→ Exercise description: Look for "Pokud" in each line of the entries, and return the matching lines.

-=-=-

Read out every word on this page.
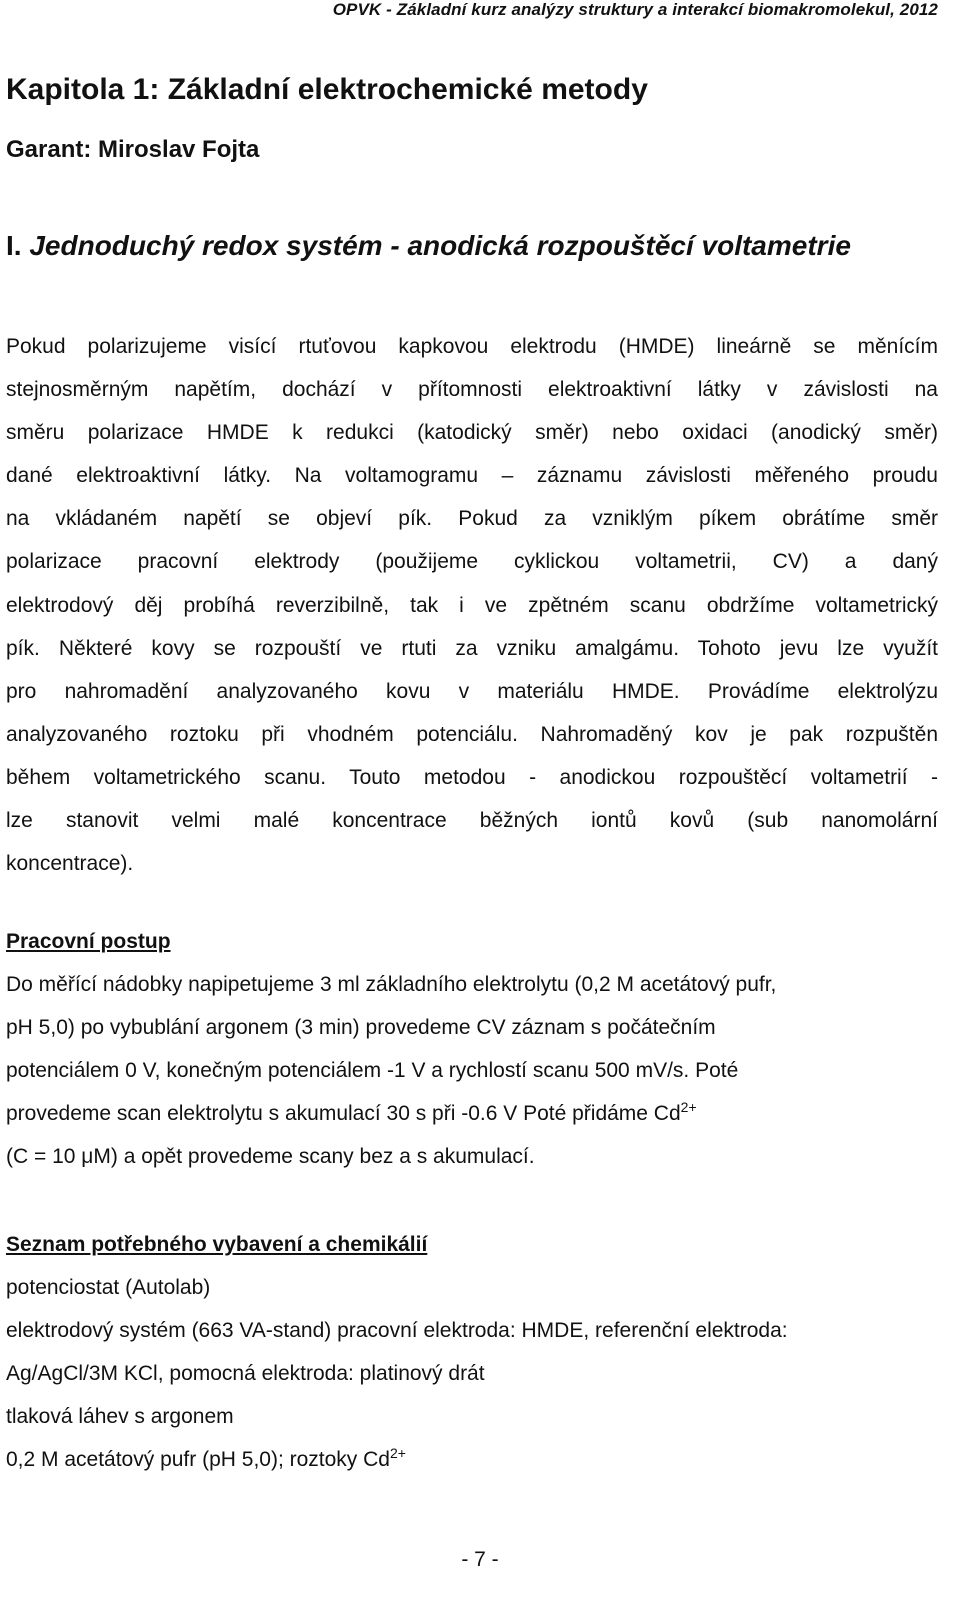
OPVK - Základní kurz analýzy struktury a interakcí biomakromolekul, 2012
Kapitola 1: Základní elektrochemické metody
Garant: Miroslav Fojta
I. Jednoduchý redox systém - anodická rozpouštěcí voltametrie
Pokud polarizujeme visící rtuťovou kapkovou elektrodu (HMDE) lineárně se měnícím
stejnosměrným napětím, dochází v přítomnosti elektroaktivní látky v závislosti na
směru polarizace HMDE k redukci (katodický směr) nebo oxidaci (anodický směr)
dané elektroaktivní látky. Na voltamogramu – záznamu závislosti měřeného proudu
na vkládaném napětí se objeví pík. Pokud za vzniklým píkem obrátíme směr
polarizace pracovní elektrody (použijeme cyklickou voltametrii, CV) a daný
elektrodový děj probíhá reverzibilně, tak i ve zpětném scanu obdržíme voltametrický
pík. Některé kovy se rozpouští ve rtuti za vzniku amalgámu. Tohoto jevu lze využít
pro nahromadění analyzovaného kovu v materiálu HMDE. Provádíme elektrolýzu
analyzovaného roztoku při vhodném potenciálu. Nahromaděný kov je pak rozpuštěn
během voltametrického scanu. Touto metodou - anodickou rozpouštěcí voltametrií -
lze stanovit velmi malé koncentrace běžných iontů kovů (sub nanomolární
koncentrace).
Pracovní postup
Do měřící nádobky napipetujeme 3 ml základního elektrolytu (0,2 M acetátový pufr,
pH 5,0) po vybublání argonem (3 min) provedeme CV záznam s počátečním
potenciálem 0 V, konečným potenciálem -1 V a rychlostí scanu 500 mV/s. Poté
provedeme scan elektrolytu s akumulací 30 s při -0.6 V Poté přidáme $Cd^{2+}$
(C = 10 μM) a opět provedeme scany bez a s akumulací.
Seznam potřebného vybavení a chemikálií
potenciostat (Autolab)
elektrodový systém (663 VA-stand) pracovní elektroda: HMDE, referenční elektroda:
Ag/AgCl/3M KCl, pomocná elektroda: platinový drát
tlaková láhev s argonem
0,2 M acetátový pufr (pH 5,0); roztoky $Cd^{2+}$
- 7 -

-=-=-

→ The solution:
Pokud polarizujeme visící rtuťovou kapkovou elektrodu (HMDE) lineárně se měnícím
na vkládaném napětí se objeví pík. Pokud za vzniklým píkem obrátíme směr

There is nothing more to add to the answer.